**Short task 1:** The comment thread on paying friends for favors gives several possible reasons why the writer feels resentful about usually paying for coffee or lunch. List all of those reasons.
**Short task 2:** Write the next part of the comment thread on paying friends for favors, starting right after its final sentence.

**Document excerpt:**
# # # # #

I have a feeling that the norms you proposed would be far more effective in casual interaction between acquaintances, colleges, etc. For example, if you don’t own a car and want to borrow the neighbor’s second car for a weekend, you might offer them some compensation for it. So you don’t need to buy a car you’ll use once or twice a year, while the neighbor gets to make some money in exchange for having to drop their partner off at their weekend poker night or whatever. Or if, like OP, you want someone to explain something fairly complicated to you, you might pay them a bit. This might work something like commissions do: since it’s socially acceptable for people to promote “please pay me for my art”, it seems like the leap to “please pay me for my knowledge” might be fairly easy to make. However, I think that within close friendships, this might not be the best system.
Anecdotal data: I have a few friends with whom I almost always meet over coffee or lunch. I’m the only one of us with a job, and the only one who regularly has cash with me, so I usually pay for food. On one hand, this seems to match pretty well the the model you described above: I have a greater ability to pay, so I do, since the pleasure of my friends’ company is worth buying them coffee once in a while. On the other hand, this is a completely informal arrangement which we never discussed, and I’m not sure if they even notice it. We just usually ask around if anyone has money on them, and it ends up being me most of the time. I’ve been feeling rather resentful about this recently, and I can’t tell if it’s because I’m expected to pay for them, because it’s not recognized that I pay for them, or because I’m spending money that could be used for something else important to me. I’m not sure if this is a data point for or against your the norms you suggested, but have it anyway.
One glaring flaw with this system seems to be that while the poorer people might discover if their company is “worth the price of lunch”, the rich would attract even more moochers (on top of the considerable social capital they already posses), while the poor would have a strong incentive to make friends with as many rich people as possible and ignore those with as less money. You could argue that a free lunch in exchange for company is a fair trade, but this doesn’t seem like a good environment to foster genuine friendships between different classes.
A possible way to test the viability of this might be to look at how different societies treat money vs friendship, unpaid labor, socioeconomic differences, etc., see which come closest to the standards you set out and see how that affects their culture, morals, economy, etc. I’m not sure how far this would go or how effective it would be, but it sounds like it might be worth a try. Anyone who actually knows history or economics want to chime in?
((please tell me if I missed/misinterpreted something you said))
Data points is best! So is criticism because good ideas don’t come out fully formed from a frictionless vacuum of mystical wisdom! In fact I suspect most cognitively formidable people are just really good at outsourcing brain functions and connecting some key dots others don’t. I definitely outsource my thinking a lot because it produces way better results.
“Pay me for my knowledge” is best ever. Artists (or so I’ve heard them constantly complain) suffer from people thinking they’ll do things out of the goodness of their hearts because True Art Must Not Be Defiled By Money and creating explicit norms of “yes, it is work and I will be compensated for it at my own rates” and telling non-artists to just deal with it helps, so philosophers, sages, and jesters should be able to have the same thing too.

# # # # #

**Data excerpt:**
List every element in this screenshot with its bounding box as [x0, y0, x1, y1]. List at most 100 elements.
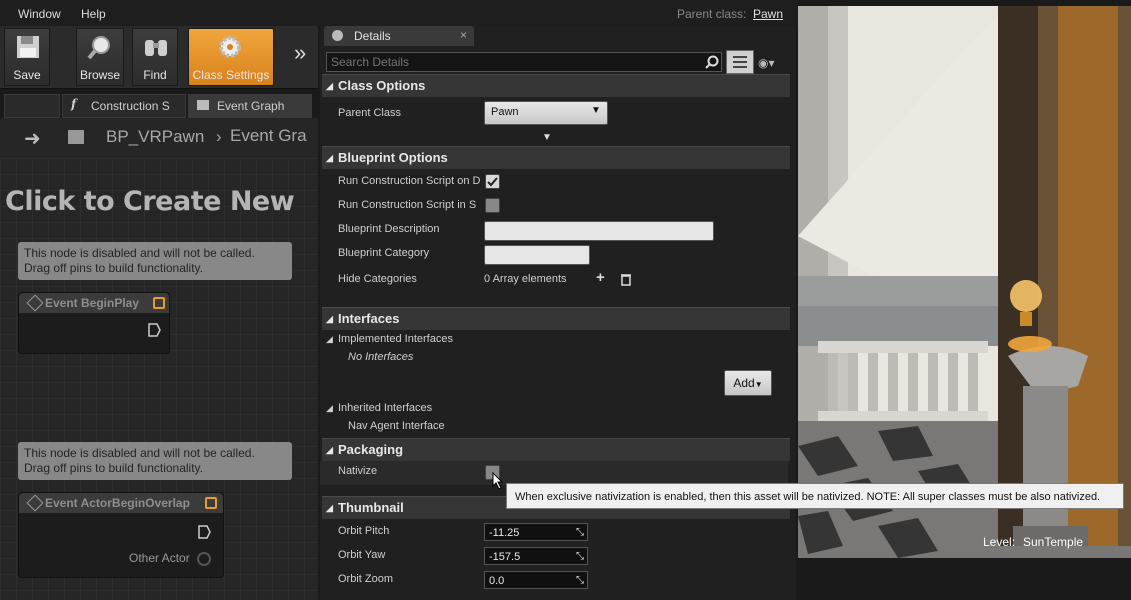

# # # # #

**Expected output 1:**
- Being expected to pay for the friends
- The paying not being recognized
- Spending money that could be used for something else important to the writer

**Expected output 2:**
If I tried to model that anecdote on my own brain I’d suspect being taken for granted would be the key problem, but I’m notoriously horrible at modeling others with my own brain instead of just treating them as black boxes that can be investigated empirically so this one could probably be just ignored.
The glaring flaw sounds more like a caveat or a qualifier but (…simulates…) the issue of the oversupply of sycophants pushing prices of company down is a real one. Focken moochers, people. The opportunity of predictably creates incentives for people to do fraudulent signaling of friendship by increasing the rewards of doing it successfully, therefore turning rejection of material favors into a hard-to-fake signal and damnit I knew there had to be a reason for why that focken fence was in such a silly place to begin with. (However, the markets would probably settle as the higher rewards from pleasing rich people would be balanced by more competition creating higher risks thus making the risk-aversion-adjusted expected returns for different socioeconomic strata not too mismatched. Then again, far more people waste money gambling instead of founding a startup so this speculation of people being anywhere near economically rational-resembling-ish must be discounted really hard.)
Okay: plan B: how to filter out the moochers and sycophants so that at least the exceptional ones can have casual money. It can be done at least in a limited sense because I definitely have done it successfully quite a lot without turning into a cynical moocher but my brain kind of has an obsession with sincere one-sided reciprocity in the vein of “I observe you have created value for me; let me create value to you too, fellow value-creating person”.
In some ways I fail to see what’s the bad thing in exchanging company for material favors voluntarily but this is probably why nobody should trust my brain in such things. A world where some people are players and others are pieces is unfair and manipulative, but there’s something aesthetically appealing about having a situation where all people are in on the game and know and understand the rules and just play with a sincerity that arises only from the abolition of pretenses of sincerity. That’s definitely casual acquiantance-level stuff only though, because Real True Friendships need to be possible so it might be necessary to have some secret or otherwise unfakeable protocol for “graduating” from “we’re playing games without pretending we’re not” to “we’re actually not playing games”.
So one possible solution could be to make it socially acceptable to play games and exchange social favors for material favors. Then the outcome would be casual money for exceptional friends, and mutually acknowledged games for a select category of casual acquiantances. At least players who know what’s going on are more entertaining company than clueless people (tfw you notice you just reinvented the MacLeod classification with gameplayers as the sociopaths, true friends as the losers, and uninteresting ones as the clueless) and sycophanty is harder to fall for when one starts with a prior of a knowing wink in one’s eye.
Also, overthinking is the best thing ever! Nothing interesting ever came out of never overthinking anything.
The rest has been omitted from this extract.